## BEGIN

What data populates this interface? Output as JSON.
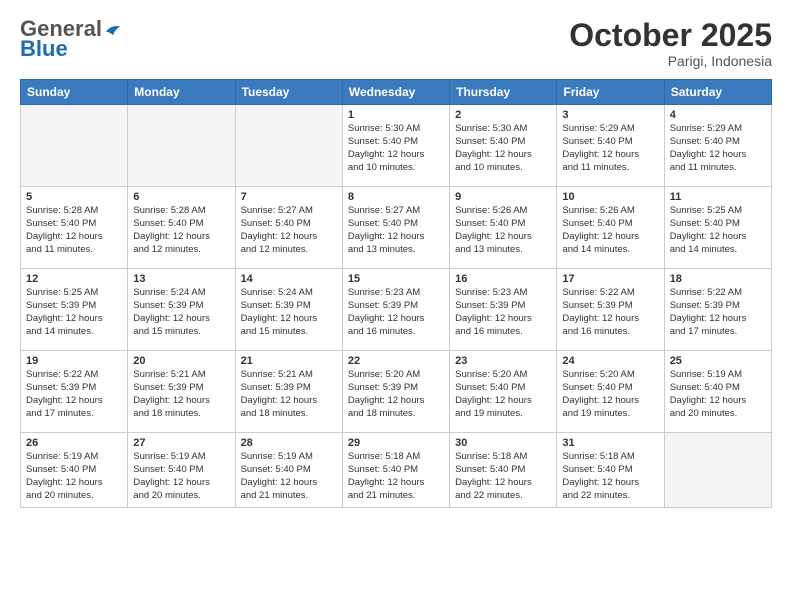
{
  "header": {
    "logo_general": "General",
    "logo_blue": "Blue",
    "month": "October 2025",
    "location": "Parigi, Indonesia"
  },
  "weekdays": [
    "Sunday",
    "Monday",
    "Tuesday",
    "Wednesday",
    "Thursday",
    "Friday",
    "Saturday"
  ],
  "weeks": [
    [
      {
        "day": "",
        "info": ""
      },
      {
        "day": "",
        "info": ""
      },
      {
        "day": "",
        "info": ""
      },
      {
        "day": "1",
        "info": "Sunrise: 5:30 AM\nSunset: 5:40 PM\nDaylight: 12 hours\nand 10 minutes."
      },
      {
        "day": "2",
        "info": "Sunrise: 5:30 AM\nSunset: 5:40 PM\nDaylight: 12 hours\nand 10 minutes."
      },
      {
        "day": "3",
        "info": "Sunrise: 5:29 AM\nSunset: 5:40 PM\nDaylight: 12 hours\nand 11 minutes."
      },
      {
        "day": "4",
        "info": "Sunrise: 5:29 AM\nSunset: 5:40 PM\nDaylight: 12 hours\nand 11 minutes."
      }
    ],
    [
      {
        "day": "5",
        "info": "Sunrise: 5:28 AM\nSunset: 5:40 PM\nDaylight: 12 hours\nand 11 minutes."
      },
      {
        "day": "6",
        "info": "Sunrise: 5:28 AM\nSunset: 5:40 PM\nDaylight: 12 hours\nand 12 minutes."
      },
      {
        "day": "7",
        "info": "Sunrise: 5:27 AM\nSunset: 5:40 PM\nDaylight: 12 hours\nand 12 minutes."
      },
      {
        "day": "8",
        "info": "Sunrise: 5:27 AM\nSunset: 5:40 PM\nDaylight: 12 hours\nand 13 minutes."
      },
      {
        "day": "9",
        "info": "Sunrise: 5:26 AM\nSunset: 5:40 PM\nDaylight: 12 hours\nand 13 minutes."
      },
      {
        "day": "10",
        "info": "Sunrise: 5:26 AM\nSunset: 5:40 PM\nDaylight: 12 hours\nand 14 minutes."
      },
      {
        "day": "11",
        "info": "Sunrise: 5:25 AM\nSunset: 5:40 PM\nDaylight: 12 hours\nand 14 minutes."
      }
    ],
    [
      {
        "day": "12",
        "info": "Sunrise: 5:25 AM\nSunset: 5:39 PM\nDaylight: 12 hours\nand 14 minutes."
      },
      {
        "day": "13",
        "info": "Sunrise: 5:24 AM\nSunset: 5:39 PM\nDaylight: 12 hours\nand 15 minutes."
      },
      {
        "day": "14",
        "info": "Sunrise: 5:24 AM\nSunset: 5:39 PM\nDaylight: 12 hours\nand 15 minutes."
      },
      {
        "day": "15",
        "info": "Sunrise: 5:23 AM\nSunset: 5:39 PM\nDaylight: 12 hours\nand 16 minutes."
      },
      {
        "day": "16",
        "info": "Sunrise: 5:23 AM\nSunset: 5:39 PM\nDaylight: 12 hours\nand 16 minutes."
      },
      {
        "day": "17",
        "info": "Sunrise: 5:22 AM\nSunset: 5:39 PM\nDaylight: 12 hours\nand 16 minutes."
      },
      {
        "day": "18",
        "info": "Sunrise: 5:22 AM\nSunset: 5:39 PM\nDaylight: 12 hours\nand 17 minutes."
      }
    ],
    [
      {
        "day": "19",
        "info": "Sunrise: 5:22 AM\nSunset: 5:39 PM\nDaylight: 12 hours\nand 17 minutes."
      },
      {
        "day": "20",
        "info": "Sunrise: 5:21 AM\nSunset: 5:39 PM\nDaylight: 12 hours\nand 18 minutes."
      },
      {
        "day": "21",
        "info": "Sunrise: 5:21 AM\nSunset: 5:39 PM\nDaylight: 12 hours\nand 18 minutes."
      },
      {
        "day": "22",
        "info": "Sunrise: 5:20 AM\nSunset: 5:39 PM\nDaylight: 12 hours\nand 18 minutes."
      },
      {
        "day": "23",
        "info": "Sunrise: 5:20 AM\nSunset: 5:40 PM\nDaylight: 12 hours\nand 19 minutes."
      },
      {
        "day": "24",
        "info": "Sunrise: 5:20 AM\nSunset: 5:40 PM\nDaylight: 12 hours\nand 19 minutes."
      },
      {
        "day": "25",
        "info": "Sunrise: 5:19 AM\nSunset: 5:40 PM\nDaylight: 12 hours\nand 20 minutes."
      }
    ],
    [
      {
        "day": "26",
        "info": "Sunrise: 5:19 AM\nSunset: 5:40 PM\nDaylight: 12 hours\nand 20 minutes."
      },
      {
        "day": "27",
        "info": "Sunrise: 5:19 AM\nSunset: 5:40 PM\nDaylight: 12 hours\nand 20 minutes."
      },
      {
        "day": "28",
        "info": "Sunrise: 5:19 AM\nSunset: 5:40 PM\nDaylight: 12 hours\nand 21 minutes."
      },
      {
        "day": "29",
        "info": "Sunrise: 5:18 AM\nSunset: 5:40 PM\nDaylight: 12 hours\nand 21 minutes."
      },
      {
        "day": "30",
        "info": "Sunrise: 5:18 AM\nSunset: 5:40 PM\nDaylight: 12 hours\nand 22 minutes."
      },
      {
        "day": "31",
        "info": "Sunrise: 5:18 AM\nSunset: 5:40 PM\nDaylight: 12 hours\nand 22 minutes."
      },
      {
        "day": "",
        "info": ""
      }
    ]
  ]
}
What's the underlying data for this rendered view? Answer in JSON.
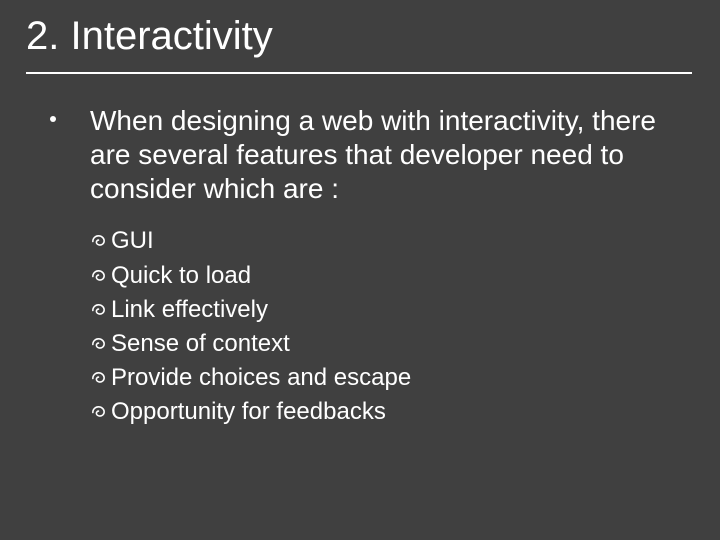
{
  "title": "2. Interactivity",
  "intro": "When designing a web with interactivity, there are several features that developer need to consider which are :",
  "features": [
    "GUI",
    "Quick to load",
    "Link effectively",
    "Sense of context",
    "Provide choices and escape",
    "Opportunity for feedbacks"
  ]
}
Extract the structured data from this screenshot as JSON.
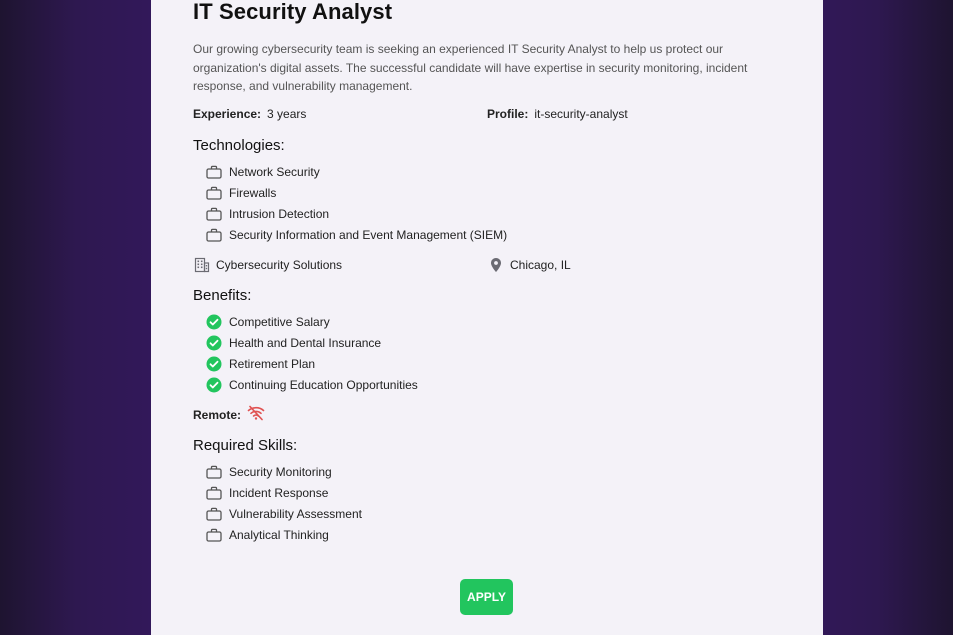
{
  "job": {
    "title": "IT Security Analyst",
    "description": "Our growing cybersecurity team is seeking an experienced IT Security Analyst to help us protect our organization's digital assets. The successful candidate will have expertise in security monitoring, incident response, and vulnerability management.",
    "experience_label": "Experience:",
    "experience_value": "3 years",
    "profile_label": "Profile:",
    "profile_value": "it-security-analyst",
    "technologies_heading": "Technologies:",
    "technologies": [
      "Network Security",
      "Firewalls",
      "Intrusion Detection",
      "Security Information and Event Management (SIEM)"
    ],
    "company": "Cybersecurity Solutions",
    "location": "Chicago, IL",
    "benefits_heading": "Benefits:",
    "benefits": [
      "Competitive Salary",
      "Health and Dental Insurance",
      "Retirement Plan",
      "Continuing Education Opportunities"
    ],
    "remote_label": "Remote:",
    "remote_icon": "wifi-off-icon",
    "skills_heading": "Required Skills:",
    "skills": [
      "Security Monitoring",
      "Incident Response",
      "Vulnerability Assessment",
      "Analytical Thinking"
    ],
    "apply_label": "APPLY"
  },
  "colors": {
    "accent": "#22c55e",
    "remote_off": "#e05252",
    "icon_gray": "#6b6b73"
  }
}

## END

* _Exercise description_: Show the lines where the word "this" appears in the entries.

* _Task result_:
What data populates this interface? Output as JSON.
What's the underlying data for this rendered view? Answer in JSON.
Extract the structured data from this screenshot as JSON.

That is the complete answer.